[Start Input data]
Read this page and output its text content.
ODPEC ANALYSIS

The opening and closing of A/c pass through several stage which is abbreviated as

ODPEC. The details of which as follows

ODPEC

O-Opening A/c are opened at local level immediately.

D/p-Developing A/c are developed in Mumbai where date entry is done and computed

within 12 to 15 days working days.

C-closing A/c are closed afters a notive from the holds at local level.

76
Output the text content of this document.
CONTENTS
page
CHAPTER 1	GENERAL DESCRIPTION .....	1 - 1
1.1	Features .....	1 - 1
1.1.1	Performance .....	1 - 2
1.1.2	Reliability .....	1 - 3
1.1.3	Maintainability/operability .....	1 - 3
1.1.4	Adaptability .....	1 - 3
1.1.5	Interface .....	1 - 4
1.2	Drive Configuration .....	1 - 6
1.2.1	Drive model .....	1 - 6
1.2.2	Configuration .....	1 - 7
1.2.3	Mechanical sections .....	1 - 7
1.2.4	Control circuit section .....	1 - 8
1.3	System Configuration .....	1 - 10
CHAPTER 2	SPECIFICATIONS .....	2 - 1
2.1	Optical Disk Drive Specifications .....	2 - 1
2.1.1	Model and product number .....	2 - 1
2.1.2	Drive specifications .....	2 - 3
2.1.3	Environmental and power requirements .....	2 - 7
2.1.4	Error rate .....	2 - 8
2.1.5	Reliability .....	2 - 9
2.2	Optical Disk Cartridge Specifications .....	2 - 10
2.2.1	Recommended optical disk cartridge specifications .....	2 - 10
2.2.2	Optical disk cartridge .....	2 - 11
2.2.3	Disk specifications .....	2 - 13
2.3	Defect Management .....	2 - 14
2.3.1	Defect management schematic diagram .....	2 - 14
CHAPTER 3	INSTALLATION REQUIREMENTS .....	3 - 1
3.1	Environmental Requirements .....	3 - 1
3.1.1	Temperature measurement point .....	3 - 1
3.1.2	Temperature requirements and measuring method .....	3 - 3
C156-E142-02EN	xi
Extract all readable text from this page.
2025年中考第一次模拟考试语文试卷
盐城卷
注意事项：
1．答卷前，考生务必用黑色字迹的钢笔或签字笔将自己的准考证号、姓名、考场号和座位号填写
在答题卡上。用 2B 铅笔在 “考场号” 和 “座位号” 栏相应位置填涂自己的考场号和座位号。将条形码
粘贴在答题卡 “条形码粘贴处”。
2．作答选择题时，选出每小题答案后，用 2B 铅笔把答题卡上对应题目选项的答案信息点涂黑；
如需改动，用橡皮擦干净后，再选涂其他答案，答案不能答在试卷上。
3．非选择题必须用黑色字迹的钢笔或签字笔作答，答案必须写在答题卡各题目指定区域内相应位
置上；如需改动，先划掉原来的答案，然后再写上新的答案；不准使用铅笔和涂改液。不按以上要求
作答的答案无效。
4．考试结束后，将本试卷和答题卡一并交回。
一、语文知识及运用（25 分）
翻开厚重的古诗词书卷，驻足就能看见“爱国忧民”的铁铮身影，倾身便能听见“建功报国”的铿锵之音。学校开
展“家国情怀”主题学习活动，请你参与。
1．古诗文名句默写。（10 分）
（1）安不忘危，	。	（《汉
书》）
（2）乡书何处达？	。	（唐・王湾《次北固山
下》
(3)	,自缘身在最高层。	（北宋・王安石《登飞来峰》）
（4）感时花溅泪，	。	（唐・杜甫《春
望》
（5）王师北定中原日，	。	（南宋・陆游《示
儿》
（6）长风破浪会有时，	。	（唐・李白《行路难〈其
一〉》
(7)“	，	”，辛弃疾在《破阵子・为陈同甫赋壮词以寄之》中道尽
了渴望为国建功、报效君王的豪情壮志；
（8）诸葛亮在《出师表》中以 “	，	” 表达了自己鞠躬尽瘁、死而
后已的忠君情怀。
[End Input data]
→ **Exercise goal**
Where a line holds "ODPEC", copy it out.

→ **Final result**
ODPEC ANALYSIS
ODPEC. The details of which as follows
ODPEC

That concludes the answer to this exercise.